*EXERCICE ÉCRIT*
Remplacez « Master Signal » par « Reference Signal » dans tous les enregistrements ci-dessous, sans rien modifier d'autre. Recopiez-les sans les images.

=-=-=-=-=

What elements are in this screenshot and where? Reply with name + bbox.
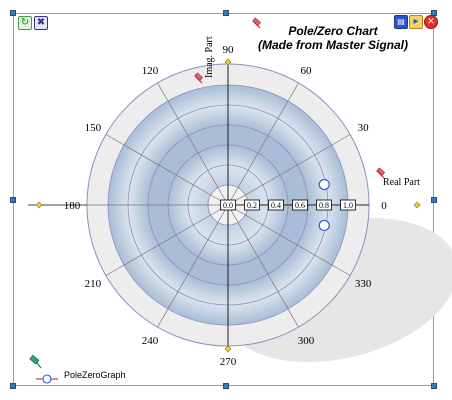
spoke-60 xyxy=(227,82,299,206)
angle-tick-150: 150 xyxy=(85,122,102,134)
axis-end-handle xyxy=(224,345,232,353)
resize-handle-bottom-right[interactable] xyxy=(431,383,437,389)
spoke-120 xyxy=(157,82,229,206)
radial-tick-0.0: 0.0 xyxy=(223,201,233,210)
fit-icon[interactable]: ✖ xyxy=(34,16,48,30)
save-icon[interactable]: ▤ xyxy=(394,15,408,29)
spoke-150 xyxy=(105,134,229,206)
spoke-210 xyxy=(105,204,229,276)
resize-handle-bottom[interactable] xyxy=(223,383,229,389)
spoke-300 xyxy=(227,204,299,328)
angle-tick-300: 300 xyxy=(298,335,315,347)
angle-tick-120: 120 xyxy=(142,65,159,77)
legend-pin-icon xyxy=(29,354,40,365)
resize-handle-top-left[interactable] xyxy=(10,10,16,16)
chart-subtitle: (Made from Master Signal) xyxy=(257,38,409,52)
chart-title: Pole/Zero Chart xyxy=(288,24,378,38)
radial-tick-0.2: 0.2 xyxy=(247,201,257,210)
resize-handle-bottom-left[interactable] xyxy=(10,383,16,389)
spoke-30 xyxy=(227,134,351,206)
pin-icon xyxy=(252,17,262,26)
close-icon[interactable]: ✕ xyxy=(424,15,438,29)
radial-tick-0.8: 0.8 xyxy=(319,201,329,210)
radial-tick-0.6: 0.6 xyxy=(295,201,305,210)
legend-entry-label: PoleZeroGraph xyxy=(64,370,126,380)
angle-tick-240: 240 xyxy=(142,335,159,347)
radial-tick-box-4 xyxy=(316,199,332,211)
spoke-240 xyxy=(157,204,229,328)
radial-tick-0.4: 0.4 xyxy=(271,201,281,210)
angle-tick-30: 30 xyxy=(358,122,370,134)
axis-end-handle xyxy=(413,201,421,209)
angle-tick-0: 0 xyxy=(381,200,387,212)
radial-tick-1.0: 1.0 xyxy=(343,201,353,210)
data-point-1 xyxy=(318,219,330,232)
resize-handle-top[interactable] xyxy=(223,10,229,16)
chart-title-block: Pole/Zero Chart (Made from Master Signal… xyxy=(238,24,428,52)
angle-tick-210: 210 xyxy=(85,278,102,290)
radial-tick-box-1 xyxy=(244,199,260,211)
angle-tick-60: 60 xyxy=(301,65,313,77)
radial-tick-box-3 xyxy=(292,199,308,211)
open-folder-icon[interactable]: ▸ xyxy=(409,15,423,29)
pin-icon xyxy=(194,72,204,81)
angle-tick-90: 90 xyxy=(223,44,235,56)
pin-icon xyxy=(376,167,386,176)
legend-pin-icon-needle xyxy=(36,362,42,369)
data-point-0 xyxy=(318,178,330,191)
radial-tick-box-2 xyxy=(268,199,284,211)
legend-marker-icon xyxy=(42,374,52,384)
angle-tick-330: 330 xyxy=(355,278,372,290)
refresh-icon[interactable]: ↻ xyxy=(18,16,32,30)
radial-tick-box-0 xyxy=(220,199,236,211)
angle-tick-180: 180 xyxy=(64,200,81,212)
spoke-330 xyxy=(227,204,351,276)
axis-end-handle xyxy=(35,201,43,209)
radial-tick-box-5 xyxy=(340,199,356,211)
real-part-label: Real Part xyxy=(383,177,420,188)
axis-end-handle xyxy=(224,58,232,66)
angle-tick-270: 270 xyxy=(220,356,237,368)
resize-handle-left[interactable] xyxy=(10,197,16,203)
imag-part-label: Imag. Part xyxy=(204,36,215,78)
resize-handle-right[interactable] xyxy=(431,197,437,203)
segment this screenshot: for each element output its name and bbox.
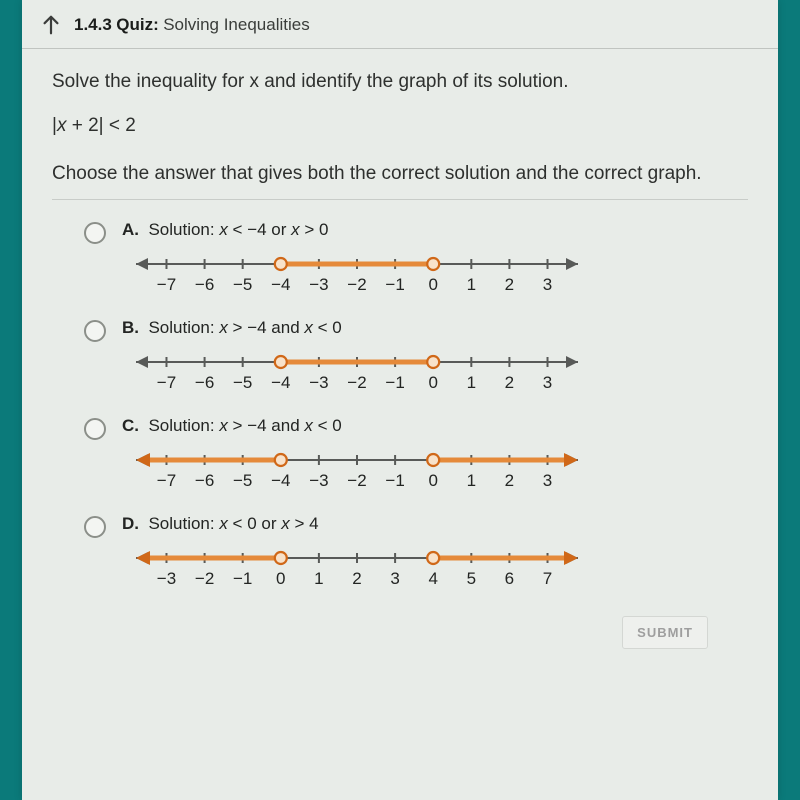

=-=-=-=-=

*CORRIGÉ*
What elements are in this screenshot and where? Reply with name + bbox.
spoke-60 xyxy=(227,82,299,206)
angle-tick-150: 150 xyxy=(85,122,102,134)
axis-end-handle xyxy=(224,345,232,353)
resize-handle-bottom-right[interactable] xyxy=(431,383,437,389)
spoke-120 xyxy=(157,82,229,206)
radial-tick-0.0: 0.0 xyxy=(223,201,233,210)
fit-icon[interactable]: ✖ xyxy=(34,16,48,30)
save-icon[interactable]: ▤ xyxy=(394,15,408,29)
spoke-150 xyxy=(105,134,229,206)
spoke-210 xyxy=(105,204,229,276)
resize-handle-bottom[interactable] xyxy=(223,383,229,389)
spoke-300 xyxy=(227,204,299,328)
angle-tick-300: 300 xyxy=(298,335,315,347)
angle-tick-120: 120 xyxy=(142,65,159,77)
legend-pin-icon xyxy=(29,354,40,365)
resize-handle-top-left[interactable] xyxy=(10,10,16,16)
chart-subtitle: (Made from Reference Signal) xyxy=(257,38,409,52)
chart-title: Pole/Zero Chart xyxy=(288,24,378,38)
radial-tick-0.2: 0.2 xyxy=(247,201,257,210)
resize-handle-bottom-left[interactable] xyxy=(10,383,16,389)
spoke-30 xyxy=(227,134,351,206)
pin-icon xyxy=(252,17,262,26)
close-icon[interactable]: ✕ xyxy=(424,15,438,29)
radial-tick-0.8: 0.8 xyxy=(319,201,329,210)
radial-tick-0.6: 0.6 xyxy=(295,201,305,210)
legend-entry-label: PoleZeroGraph xyxy=(64,370,126,380)
angle-tick-240: 240 xyxy=(142,335,159,347)
radial-tick-box-4 xyxy=(316,199,332,211)
spoke-240 xyxy=(157,204,229,328)
radial-tick-0.4: 0.4 xyxy=(271,201,281,210)
angle-tick-30: 30 xyxy=(358,122,370,134)
axis-end-handle xyxy=(413,201,421,209)
angle-tick-0: 0 xyxy=(381,200,387,212)
radial-tick-1.0: 1.0 xyxy=(343,201,353,210)
data-point-1 xyxy=(318,219,330,232)
resize-handle-top[interactable] xyxy=(223,10,229,16)
chart-title-block: Pole/Zero Chart (Made from Reference Signal… xyxy=(238,24,428,52)
angle-tick-210: 210 xyxy=(85,278,102,290)
radial-tick-box-1 xyxy=(244,199,260,211)
angle-tick-60: 60 xyxy=(301,65,313,77)
radial-tick-box-3 xyxy=(292,199,308,211)
open-folder-icon[interactable]: ▸ xyxy=(409,15,423,29)
pin-icon xyxy=(194,72,204,81)
angle-tick-90: 90 xyxy=(223,44,235,56)
pin-icon xyxy=(376,167,386,176)
legend-pin-icon-needle xyxy=(36,362,42,369)
data-point-0 xyxy=(318,178,330,191)
radial-tick-box-2 xyxy=(268,199,284,211)
legend-marker-icon xyxy=(42,374,52,384)
angle-tick-330: 330 xyxy=(355,278,372,290)
refresh-icon[interactable]: ↻ xyxy=(18,16,32,30)
radial-tick-box-0 xyxy=(220,199,236,211)
angle-tick-180: 180 xyxy=(64,200,81,212)
spoke-330 xyxy=(227,204,351,276)
axis-end-handle xyxy=(35,201,43,209)
radial-tick-box-5 xyxy=(340,199,356,211)
real-part-label: Real Part xyxy=(383,177,420,188)
axis-end-handle xyxy=(224,58,232,66)
angle-tick-270: 270 xyxy=(220,356,237,368)
resize-handle-left[interactable] xyxy=(10,197,16,203)
imag-part-label: Imag. Part xyxy=(204,36,215,78)
resize-handle-right[interactable] xyxy=(431,197,437,203)
segment this screenshot: for each element output its name and bbox.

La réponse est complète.